**Passage shown**.
● ● ● ● ● ● ●

Change apiVersion back to v1 and correct spacing

$ cat validate-deployment.yaml
apiVersion: apps/v1
kind: Deployment
  metadata:
  name: nginx-deployment

Validate YAML

$ python -c 'import yaml,sys;yaml.safe_load(sys.stdin)' <  validate-deployment.yaml
$ oc apply -f validate-deployment.yaml --dry-run --validate=true
deployment.apps/nginx-deployment created (dry run)

Container not updating

An example of a container not updating can be due to the following scenario

Creating a deployment using an image tag (e.g. tcij1013/myapp:v1)
  • Notice there is a bug in myapp

  • Build a new image and push the to the same tag (tcij1013/myapp:v1)

  • Delete all the myapp Pods, and watch the new ones get created by the deployment

  • Realize that the bug is still present

  • This problem relates to how Kubernetes decide weather to go do a docker pull when starting a container in a Pod.

In the V1.Container specification there’s an option call ImagePullPolicy:

Image pull policy. One of Always, Never, IfNotPresent. Defaults to Always if :latest tag is specified, or IfNotPresent otherwise.

Since the image is tagged as v1 in the above example the default pull policy is IfNotPresent. The OpenShift cluster already has a local copy of tcij1013/myapp:v1, so it does not attempt to do a docker pull. When the new Pods come up, there still using thee old broken container image.

Ways to resolve this issue
  • Use unique tags (e.g. based on your source control commit id)

  • Specify ImagePullPolicy: Always in your deployment.

    • Delete project

$ oc  delete project workshop-troubleshooting-apps-YourName

Summary

In this lab we learned how to troubleshoot the following
  • Image Pull Failures

  • Application Crashing

  • Invalid ConfigMap or Secrets

  • Liveness/Readiness Probe Failure

  • Validation Errors

  • Container not updating

● ● ● ● ● ● ●

**The records**.

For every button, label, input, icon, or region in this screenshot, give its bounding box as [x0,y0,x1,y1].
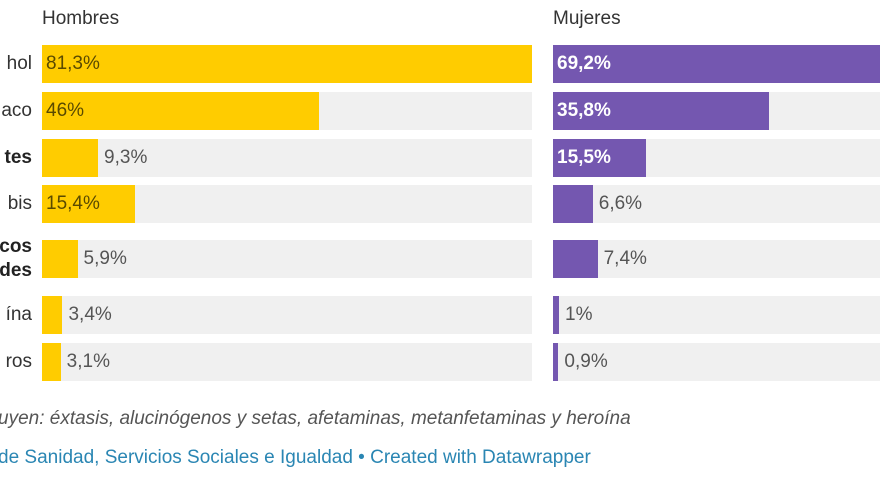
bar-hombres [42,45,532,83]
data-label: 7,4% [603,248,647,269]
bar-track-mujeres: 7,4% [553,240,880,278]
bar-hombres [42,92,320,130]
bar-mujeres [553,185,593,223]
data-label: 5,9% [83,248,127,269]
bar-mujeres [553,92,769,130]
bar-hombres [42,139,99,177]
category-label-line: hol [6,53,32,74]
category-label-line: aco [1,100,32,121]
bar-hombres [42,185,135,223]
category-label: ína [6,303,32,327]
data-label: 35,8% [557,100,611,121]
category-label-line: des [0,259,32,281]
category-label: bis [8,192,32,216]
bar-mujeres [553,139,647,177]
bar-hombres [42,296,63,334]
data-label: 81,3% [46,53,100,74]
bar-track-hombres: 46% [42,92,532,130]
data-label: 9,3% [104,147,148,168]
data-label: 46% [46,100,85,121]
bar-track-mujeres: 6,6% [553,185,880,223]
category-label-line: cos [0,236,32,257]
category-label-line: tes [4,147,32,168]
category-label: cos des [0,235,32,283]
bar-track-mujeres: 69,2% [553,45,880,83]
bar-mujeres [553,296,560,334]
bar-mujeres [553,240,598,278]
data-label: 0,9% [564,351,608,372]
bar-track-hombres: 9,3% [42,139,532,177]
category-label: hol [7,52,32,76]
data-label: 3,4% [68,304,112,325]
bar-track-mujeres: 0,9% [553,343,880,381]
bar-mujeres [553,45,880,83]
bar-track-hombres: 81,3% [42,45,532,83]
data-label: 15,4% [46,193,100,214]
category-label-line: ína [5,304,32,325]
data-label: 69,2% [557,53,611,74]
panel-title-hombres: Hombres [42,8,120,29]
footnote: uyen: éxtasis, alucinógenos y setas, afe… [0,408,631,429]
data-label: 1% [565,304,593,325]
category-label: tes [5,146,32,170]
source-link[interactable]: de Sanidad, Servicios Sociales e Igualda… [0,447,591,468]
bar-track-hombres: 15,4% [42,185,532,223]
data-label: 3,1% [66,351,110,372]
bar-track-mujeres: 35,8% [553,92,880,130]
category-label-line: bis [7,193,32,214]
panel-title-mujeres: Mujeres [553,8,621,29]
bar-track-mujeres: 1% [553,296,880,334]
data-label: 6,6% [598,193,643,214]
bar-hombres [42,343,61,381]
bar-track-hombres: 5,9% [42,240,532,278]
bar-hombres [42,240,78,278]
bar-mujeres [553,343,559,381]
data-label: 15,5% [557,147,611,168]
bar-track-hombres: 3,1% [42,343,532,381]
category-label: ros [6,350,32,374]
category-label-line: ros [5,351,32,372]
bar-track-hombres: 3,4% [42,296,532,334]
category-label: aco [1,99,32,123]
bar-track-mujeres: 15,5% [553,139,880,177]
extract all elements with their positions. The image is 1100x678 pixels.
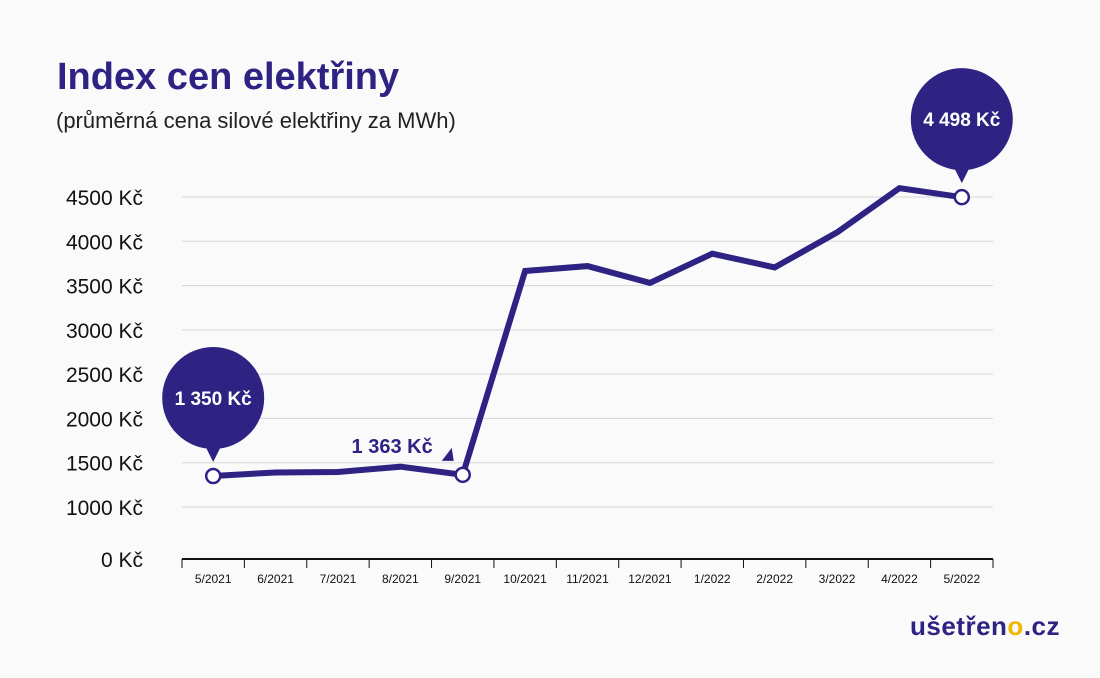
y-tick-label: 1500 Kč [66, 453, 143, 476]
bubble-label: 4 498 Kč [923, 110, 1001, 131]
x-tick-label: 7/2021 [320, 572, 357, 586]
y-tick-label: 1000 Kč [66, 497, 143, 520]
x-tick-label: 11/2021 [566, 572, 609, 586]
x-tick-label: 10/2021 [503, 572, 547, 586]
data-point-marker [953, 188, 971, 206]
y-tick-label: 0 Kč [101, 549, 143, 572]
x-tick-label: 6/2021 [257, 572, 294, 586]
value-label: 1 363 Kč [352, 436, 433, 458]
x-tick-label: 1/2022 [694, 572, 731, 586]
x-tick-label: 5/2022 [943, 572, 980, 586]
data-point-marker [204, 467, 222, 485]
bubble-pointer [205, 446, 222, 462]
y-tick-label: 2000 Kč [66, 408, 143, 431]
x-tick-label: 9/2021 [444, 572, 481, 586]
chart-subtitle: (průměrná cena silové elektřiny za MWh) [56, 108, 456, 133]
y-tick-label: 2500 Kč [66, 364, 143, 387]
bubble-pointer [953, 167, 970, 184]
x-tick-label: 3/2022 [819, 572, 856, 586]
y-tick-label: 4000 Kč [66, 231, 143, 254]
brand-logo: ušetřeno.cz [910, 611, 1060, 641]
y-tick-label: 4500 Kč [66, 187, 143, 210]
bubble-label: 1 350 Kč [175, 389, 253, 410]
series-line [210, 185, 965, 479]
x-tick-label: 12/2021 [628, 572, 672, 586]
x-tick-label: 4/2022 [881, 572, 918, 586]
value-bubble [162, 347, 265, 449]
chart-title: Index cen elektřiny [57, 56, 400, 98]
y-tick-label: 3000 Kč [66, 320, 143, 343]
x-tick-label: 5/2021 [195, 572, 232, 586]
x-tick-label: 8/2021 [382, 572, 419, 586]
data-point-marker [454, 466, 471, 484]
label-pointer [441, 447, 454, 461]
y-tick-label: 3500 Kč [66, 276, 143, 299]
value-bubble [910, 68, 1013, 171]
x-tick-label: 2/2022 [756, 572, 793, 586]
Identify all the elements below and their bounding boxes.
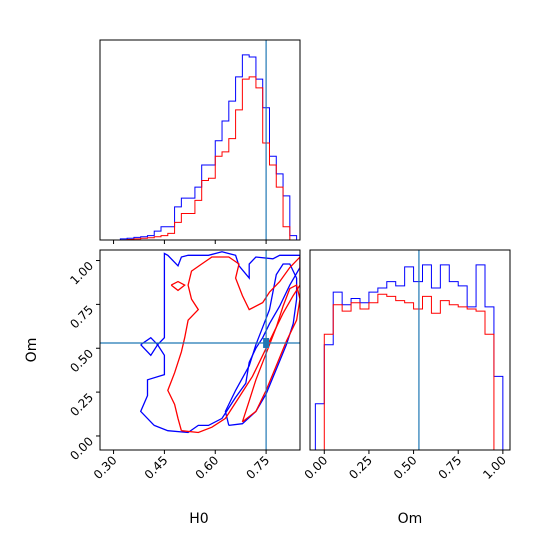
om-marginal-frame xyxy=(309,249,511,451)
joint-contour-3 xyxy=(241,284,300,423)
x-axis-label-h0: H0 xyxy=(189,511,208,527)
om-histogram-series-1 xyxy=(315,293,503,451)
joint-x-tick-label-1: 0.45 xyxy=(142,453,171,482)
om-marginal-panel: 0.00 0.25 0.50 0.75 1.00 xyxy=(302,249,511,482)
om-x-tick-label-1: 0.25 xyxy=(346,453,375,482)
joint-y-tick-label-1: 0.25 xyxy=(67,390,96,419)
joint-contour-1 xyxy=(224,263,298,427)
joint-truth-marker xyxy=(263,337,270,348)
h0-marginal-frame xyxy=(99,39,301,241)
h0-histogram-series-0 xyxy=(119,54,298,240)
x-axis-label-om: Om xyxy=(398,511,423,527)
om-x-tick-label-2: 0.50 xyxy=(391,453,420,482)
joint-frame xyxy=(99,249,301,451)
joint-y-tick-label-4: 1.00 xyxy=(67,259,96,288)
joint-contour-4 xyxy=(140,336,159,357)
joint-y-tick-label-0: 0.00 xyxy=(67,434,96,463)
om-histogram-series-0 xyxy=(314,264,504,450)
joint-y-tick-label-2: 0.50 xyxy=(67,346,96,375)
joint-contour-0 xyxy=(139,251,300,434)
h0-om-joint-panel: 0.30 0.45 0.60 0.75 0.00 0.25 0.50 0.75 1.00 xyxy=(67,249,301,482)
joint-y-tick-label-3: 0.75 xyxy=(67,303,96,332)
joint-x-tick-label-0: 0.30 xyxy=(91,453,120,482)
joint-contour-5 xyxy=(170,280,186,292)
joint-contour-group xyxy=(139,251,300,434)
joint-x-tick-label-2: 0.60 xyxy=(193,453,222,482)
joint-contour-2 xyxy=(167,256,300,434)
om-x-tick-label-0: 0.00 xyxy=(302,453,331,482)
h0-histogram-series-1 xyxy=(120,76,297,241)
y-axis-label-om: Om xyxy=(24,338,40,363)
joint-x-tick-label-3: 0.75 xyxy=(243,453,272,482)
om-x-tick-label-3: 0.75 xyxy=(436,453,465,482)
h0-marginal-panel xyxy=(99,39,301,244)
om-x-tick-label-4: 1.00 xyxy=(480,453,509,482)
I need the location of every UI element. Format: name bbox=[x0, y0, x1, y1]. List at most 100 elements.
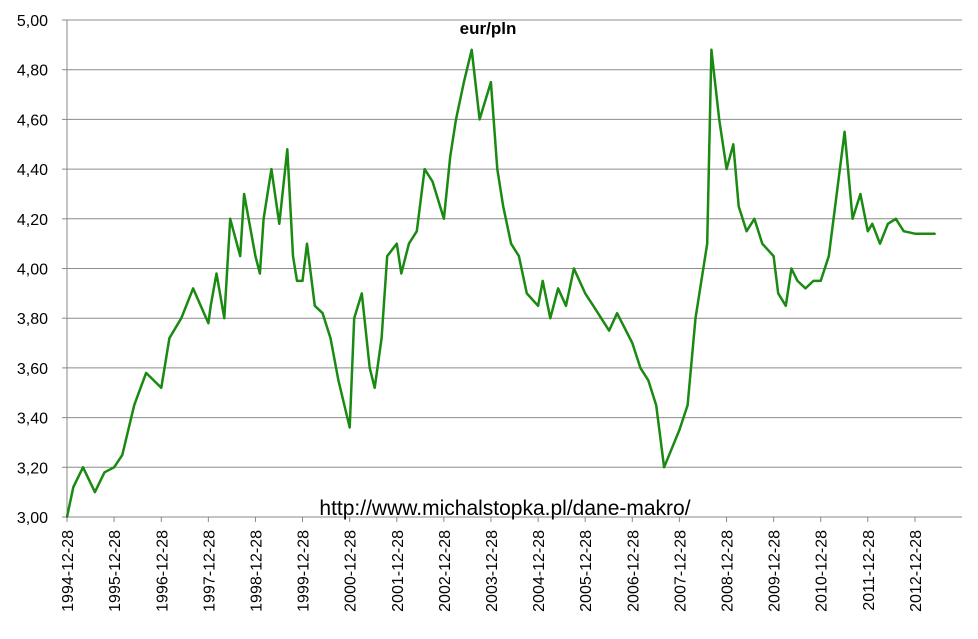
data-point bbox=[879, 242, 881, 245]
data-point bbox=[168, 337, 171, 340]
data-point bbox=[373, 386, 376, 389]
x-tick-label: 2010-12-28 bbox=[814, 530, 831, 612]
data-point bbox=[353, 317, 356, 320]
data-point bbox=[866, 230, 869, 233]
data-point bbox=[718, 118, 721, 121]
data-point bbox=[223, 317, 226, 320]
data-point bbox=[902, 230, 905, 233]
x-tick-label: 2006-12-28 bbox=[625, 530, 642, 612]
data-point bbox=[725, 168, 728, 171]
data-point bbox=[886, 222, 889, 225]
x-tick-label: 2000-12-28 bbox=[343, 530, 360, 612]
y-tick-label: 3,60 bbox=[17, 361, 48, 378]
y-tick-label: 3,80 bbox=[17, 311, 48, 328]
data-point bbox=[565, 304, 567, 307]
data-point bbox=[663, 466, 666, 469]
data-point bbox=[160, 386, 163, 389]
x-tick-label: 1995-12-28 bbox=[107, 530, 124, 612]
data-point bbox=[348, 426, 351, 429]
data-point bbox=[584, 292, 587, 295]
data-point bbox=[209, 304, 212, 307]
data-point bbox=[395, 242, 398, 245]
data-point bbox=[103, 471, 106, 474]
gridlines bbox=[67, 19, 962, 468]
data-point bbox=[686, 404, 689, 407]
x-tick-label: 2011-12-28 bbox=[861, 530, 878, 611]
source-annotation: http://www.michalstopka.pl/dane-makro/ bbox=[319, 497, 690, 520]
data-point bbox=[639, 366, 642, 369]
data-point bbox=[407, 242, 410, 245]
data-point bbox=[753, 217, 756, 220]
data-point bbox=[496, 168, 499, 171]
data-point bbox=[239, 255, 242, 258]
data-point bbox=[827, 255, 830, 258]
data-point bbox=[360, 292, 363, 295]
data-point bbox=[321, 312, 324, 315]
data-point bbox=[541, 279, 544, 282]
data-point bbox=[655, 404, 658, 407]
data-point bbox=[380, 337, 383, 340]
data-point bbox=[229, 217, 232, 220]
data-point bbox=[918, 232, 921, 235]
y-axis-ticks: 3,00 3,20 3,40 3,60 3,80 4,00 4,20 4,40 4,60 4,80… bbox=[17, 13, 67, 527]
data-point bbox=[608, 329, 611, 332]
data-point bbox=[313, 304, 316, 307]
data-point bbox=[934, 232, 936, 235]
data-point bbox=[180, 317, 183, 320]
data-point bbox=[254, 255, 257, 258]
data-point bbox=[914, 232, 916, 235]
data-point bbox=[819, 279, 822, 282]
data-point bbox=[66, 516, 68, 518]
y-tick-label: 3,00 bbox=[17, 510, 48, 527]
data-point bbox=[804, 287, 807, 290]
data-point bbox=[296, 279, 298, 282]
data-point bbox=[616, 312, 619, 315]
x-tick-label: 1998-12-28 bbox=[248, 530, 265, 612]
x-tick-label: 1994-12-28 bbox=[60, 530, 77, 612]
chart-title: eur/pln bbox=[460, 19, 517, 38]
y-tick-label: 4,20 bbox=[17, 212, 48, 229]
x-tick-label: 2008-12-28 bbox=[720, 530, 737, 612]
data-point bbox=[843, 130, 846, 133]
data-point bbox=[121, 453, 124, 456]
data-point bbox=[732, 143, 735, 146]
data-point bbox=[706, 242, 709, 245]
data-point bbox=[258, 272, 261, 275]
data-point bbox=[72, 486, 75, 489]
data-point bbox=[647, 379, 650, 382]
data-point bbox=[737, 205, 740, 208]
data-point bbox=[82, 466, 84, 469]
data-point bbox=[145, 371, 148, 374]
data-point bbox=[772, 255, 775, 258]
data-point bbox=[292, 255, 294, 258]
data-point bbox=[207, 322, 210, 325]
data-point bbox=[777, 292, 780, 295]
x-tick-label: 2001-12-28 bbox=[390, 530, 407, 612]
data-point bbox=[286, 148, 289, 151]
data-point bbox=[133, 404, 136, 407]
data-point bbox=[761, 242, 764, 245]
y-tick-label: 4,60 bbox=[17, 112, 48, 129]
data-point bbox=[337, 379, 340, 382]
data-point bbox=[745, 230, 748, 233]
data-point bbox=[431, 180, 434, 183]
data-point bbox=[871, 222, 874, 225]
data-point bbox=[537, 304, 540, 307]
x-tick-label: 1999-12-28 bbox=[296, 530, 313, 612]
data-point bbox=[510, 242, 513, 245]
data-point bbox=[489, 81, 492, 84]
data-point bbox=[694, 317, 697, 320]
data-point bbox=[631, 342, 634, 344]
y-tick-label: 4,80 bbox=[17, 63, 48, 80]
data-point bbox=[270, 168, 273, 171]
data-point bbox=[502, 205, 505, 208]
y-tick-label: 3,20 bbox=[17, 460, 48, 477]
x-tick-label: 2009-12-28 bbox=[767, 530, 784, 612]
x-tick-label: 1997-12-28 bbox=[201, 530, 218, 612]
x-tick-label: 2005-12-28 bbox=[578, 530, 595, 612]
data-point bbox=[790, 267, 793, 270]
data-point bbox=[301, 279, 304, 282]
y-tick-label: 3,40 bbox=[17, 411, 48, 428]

● ● ● ● ● ● ●

**Exercises**.
1 – In the troubleshooting text, which image pull policy is the default when the tag is something other than :latest?
2 – In the entries, repeat the lines between the one holding "om-marginal-frame xyxy=(309,249,511,451)" and the one holding "x-axis-label-om: Om xyxy=(398,511,423,527)", inclusive.

**Complete answers**.
1 – IfNotPresent

2 –
om-marginal-frame xyxy=(309,249,511,451)
joint-contour-3 xyxy=(241,284,300,423)
x-axis-label-h0: H0 xyxy=(189,511,208,527)
om-histogram-series-1 xyxy=(315,293,503,451)
joint-x-tick-label-1: 0.45 xyxy=(142,453,171,482)
om-marginal-panel: 0.00 0.25 0.50 0.75 1.00 xyxy=(302,249,511,482)
om-x-tick-label-1: 0.25 xyxy=(346,453,375,482)
joint-y-tick-label-1: 0.25 xyxy=(67,390,96,419)
joint-contour-1 xyxy=(224,263,298,427)
joint-truth-marker xyxy=(263,337,270,348)
h0-marginal-frame xyxy=(99,39,301,241)
h0-histogram-series-0 xyxy=(119,54,298,240)
x-axis-label-om: Om xyxy=(398,511,423,527)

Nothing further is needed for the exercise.